*** Dataset records ***
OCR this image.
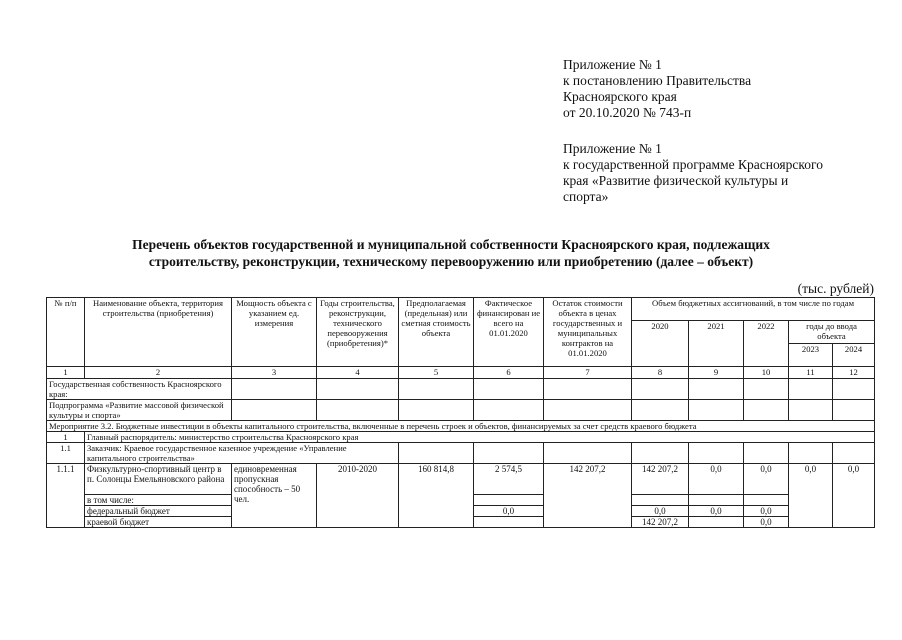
Приложение № 1
к постановлению Правительства
Красноярского края
от 20.10.2020 № 743-п
Приложение № 1
к государственной программе Красноярского
края «Развитие физической культуры и
спорта»
Перечень объектов государственной и муниципальной собственности Красноярского края, подлежащих
строительству, реконструкции, техническому перевооружению или приобретению (далее – объект)
(тыс. рублей)
№ п/п	Наименование объекта, территория строительства (приобретения)	Мощность объекта с указанием ед. измерения	Годы строительства, реконструкции, технического перевооружения (приобретения)*	Предполагаемая (предельная) или сметная стоимость объекта	Фактическое финансирован ие всего на 01.01.2020	Остаток стоимости объекта в ценах государственных и муниципальных контрактов на 01.01.2020	Объем бюджетных ассигнований, в том числе по годам				
							2020	2021	2022	годы до ввода объекта	
										2023	2024
1	2	3	4	5	6	7	8	9	10	11	12
Государственная собственность Красноярского края:											
Подпрограмма «Развитие массовой физической культуры и спорта»											
Мероприятие 3.2. Бюджетные инвестиции в объекты капитального строительства, включенные в перечень строек и объектов, финансируемых за счет средств краевого бюджета											
1	Главный распорядитель: министерство строительства Красноярского края										
1.1	Заказчик: Краевое государственное казенное учреждение «Управление капитального строительства»										
1.1.1	Физкультурно-спортивный центр в п. Солонцы Емельяновского района	единовременная пропускная способность – 50 чел.	2010-2020	160 814,8	2 574,5	142 207,2	142 207,2	0,0	0,0	0,0	0,0
	в том числе:										
	федеральный бюджет				0,0		0,0	0,0	0,0		
	краевой бюджет						142 207,2		0,0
***
Task statement:
Which lines above contain the word "реконструкции"? Copy each of them.

Full response:
строительству, реконструкции, техническому перевооружению или приобретению (далее – объект)
№ п/п	Наименование объекта, территория строительства (приобретения)	Мощность объекта с указанием ед. измерения	Годы строительства, реконструкции, технического перевооружения (приобретения)*	Предполагаемая (предельная) или сметная стоимость объекта	Фактическое финансирован ие всего на 01.01.2020	Остаток стоимости объекта в ценах государственных и муниципальных контрактов на 01.01.2020	Объем бюджетных ассигнований, в том числе по годам				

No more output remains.